---------- MATERIAL FOR THIS EXERCISE ----------
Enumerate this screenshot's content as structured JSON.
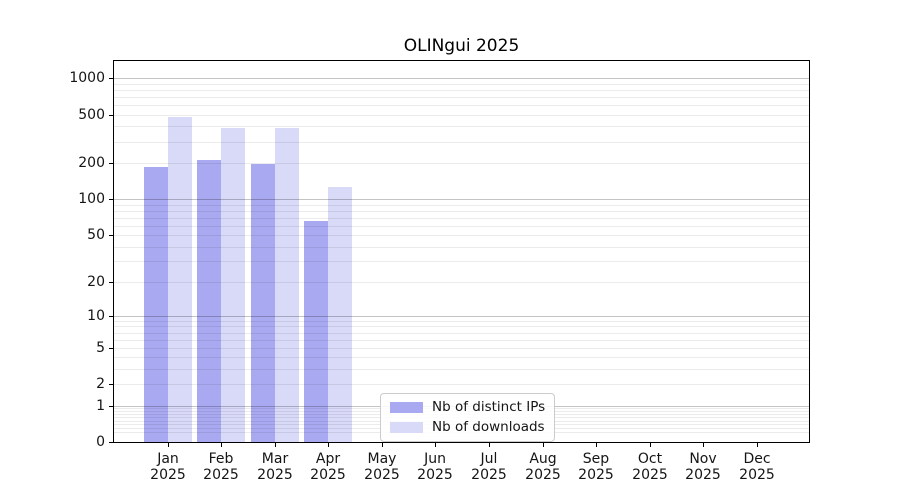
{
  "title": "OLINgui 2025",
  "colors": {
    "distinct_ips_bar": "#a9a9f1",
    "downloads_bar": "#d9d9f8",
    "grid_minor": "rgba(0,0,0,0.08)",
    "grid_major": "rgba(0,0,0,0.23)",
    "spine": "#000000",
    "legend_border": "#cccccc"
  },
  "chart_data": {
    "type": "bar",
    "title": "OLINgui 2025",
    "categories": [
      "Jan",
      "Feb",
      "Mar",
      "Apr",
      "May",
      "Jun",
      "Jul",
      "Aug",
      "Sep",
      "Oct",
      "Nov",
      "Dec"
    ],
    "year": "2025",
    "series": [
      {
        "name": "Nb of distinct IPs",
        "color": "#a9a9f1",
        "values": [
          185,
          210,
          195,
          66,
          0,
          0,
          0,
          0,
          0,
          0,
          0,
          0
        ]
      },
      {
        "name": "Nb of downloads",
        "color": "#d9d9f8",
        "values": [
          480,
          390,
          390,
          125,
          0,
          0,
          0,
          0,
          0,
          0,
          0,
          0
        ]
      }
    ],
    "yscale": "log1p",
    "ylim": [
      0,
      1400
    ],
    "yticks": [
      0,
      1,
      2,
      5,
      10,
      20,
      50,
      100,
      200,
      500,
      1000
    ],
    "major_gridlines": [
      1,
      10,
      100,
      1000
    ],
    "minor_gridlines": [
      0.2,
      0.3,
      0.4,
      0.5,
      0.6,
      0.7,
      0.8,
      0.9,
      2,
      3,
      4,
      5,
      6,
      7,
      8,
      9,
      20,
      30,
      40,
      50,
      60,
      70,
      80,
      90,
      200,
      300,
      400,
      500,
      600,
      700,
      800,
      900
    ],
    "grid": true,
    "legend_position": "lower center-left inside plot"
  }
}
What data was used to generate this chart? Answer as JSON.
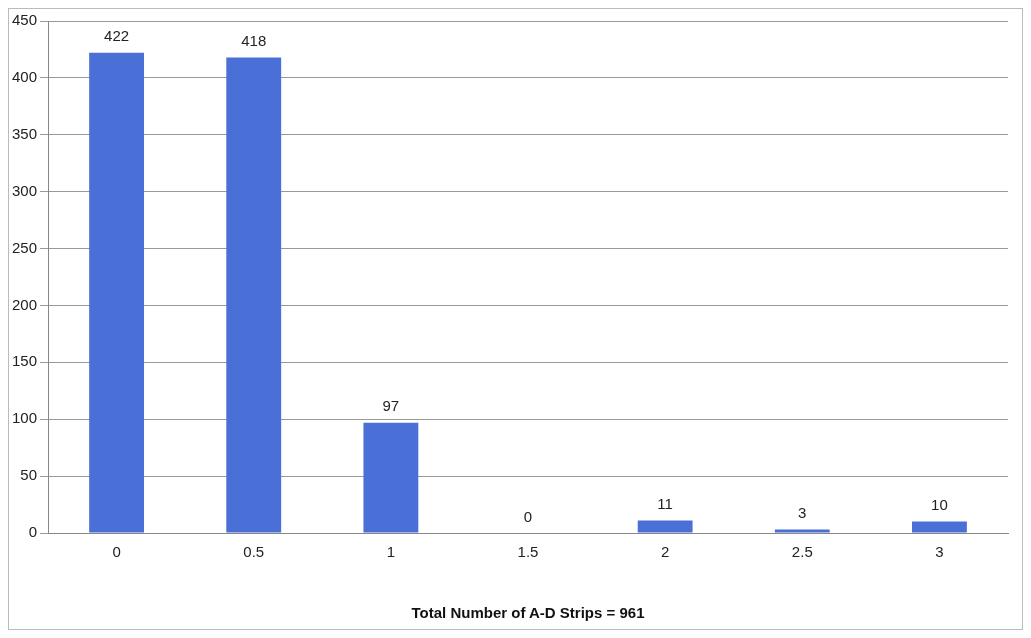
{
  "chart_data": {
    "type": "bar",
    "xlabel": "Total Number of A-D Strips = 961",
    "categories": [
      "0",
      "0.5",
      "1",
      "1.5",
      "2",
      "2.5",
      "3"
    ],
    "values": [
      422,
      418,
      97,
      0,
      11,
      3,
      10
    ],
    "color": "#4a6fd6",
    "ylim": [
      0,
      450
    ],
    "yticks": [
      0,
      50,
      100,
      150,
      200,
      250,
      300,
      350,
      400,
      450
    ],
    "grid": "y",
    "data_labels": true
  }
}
----------
■ **GIVEN PROBLEM**
Omit all pictures while transcribing the entries verbatim.

■ **REPLY**
Enumerate this screenshot's content as structured JSON.
{
  "title": "OLINgui 2025",
  "colors": {
    "distinct_ips_bar": "#a9a9f1",
    "downloads_bar": "#d9d9f8",
    "grid_minor": "rgba(0,0,0,0.08)",
    "grid_major": "rgba(0,0,0,0.23)",
    "spine": "#000000",
    "legend_border": "#cccccc"
  },
  "chart_data": {
    "type": "bar",
    "title": "OLINgui 2025",
    "categories": [
      "Jan",
      "Feb",
      "Mar",
      "Apr",
      "May",
      "Jun",
      "Jul",
      "Aug",
      "Sep",
      "Oct",
      "Nov",
      "Dec"
    ],
    "year": "2025",
    "series": [
      {
        "name": "Nb of distinct IPs",
        "color": "#a9a9f1",
        "values": [
          185,
          210,
          195,
          66,
          0,
          0,
          0,
          0,
          0,
          0,
          0,
          0
        ]
      },
      {
        "name": "Nb of downloads",
        "color": "#d9d9f8",
        "values": [
          480,
          390,
          390,
          125,
          0,
          0,
          0,
          0,
          0,
          0,
          0,
          0
        ]
      }
    ],
    "yscale": "log1p",
    "ylim": [
      0,
      1400
    ],
    "yticks": [
      0,
      1,
      2,
      5,
      10,
      20,
      50,
      100,
      200,
      500,
      1000
    ],
    "major_gridlines": [
      1,
      10,
      100,
      1000
    ],
    "minor_gridlines": [
      0.2,
      0.3,
      0.4,
      0.5,
      0.6,
      0.7,
      0.8,
      0.9,
      2,
      3,
      4,
      5,
      6,
      7,
      8,
      9,
      20,
      30,
      40,
      50,
      60,
      70,
      80,
      90,
      200,
      300,
      400,
      500,
      600,
      700,
      800,
      900
    ],
    "grid": true,
    "legend_position": "lower center-left inside plot"
  }
}
What data was used to generate this chart? Answer as JSON.
{
  "chart_data": {
    "type": "bar",
    "xlabel": "Total Number of A-D Strips = 961",
    "categories": [
      "0",
      "0.5",
      "1",
      "1.5",
      "2",
      "2.5",
      "3"
    ],
    "values": [
      422,
      418,
      97,
      0,
      11,
      3,
      10
    ],
    "color": "#4a6fd6",
    "ylim": [
      0,
      450
    ],
    "yticks": [
      0,
      50,
      100,
      150,
      200,
      250,
      300,
      350,
      400,
      450
    ],
    "grid": "y",
    "data_labels": true
  }
}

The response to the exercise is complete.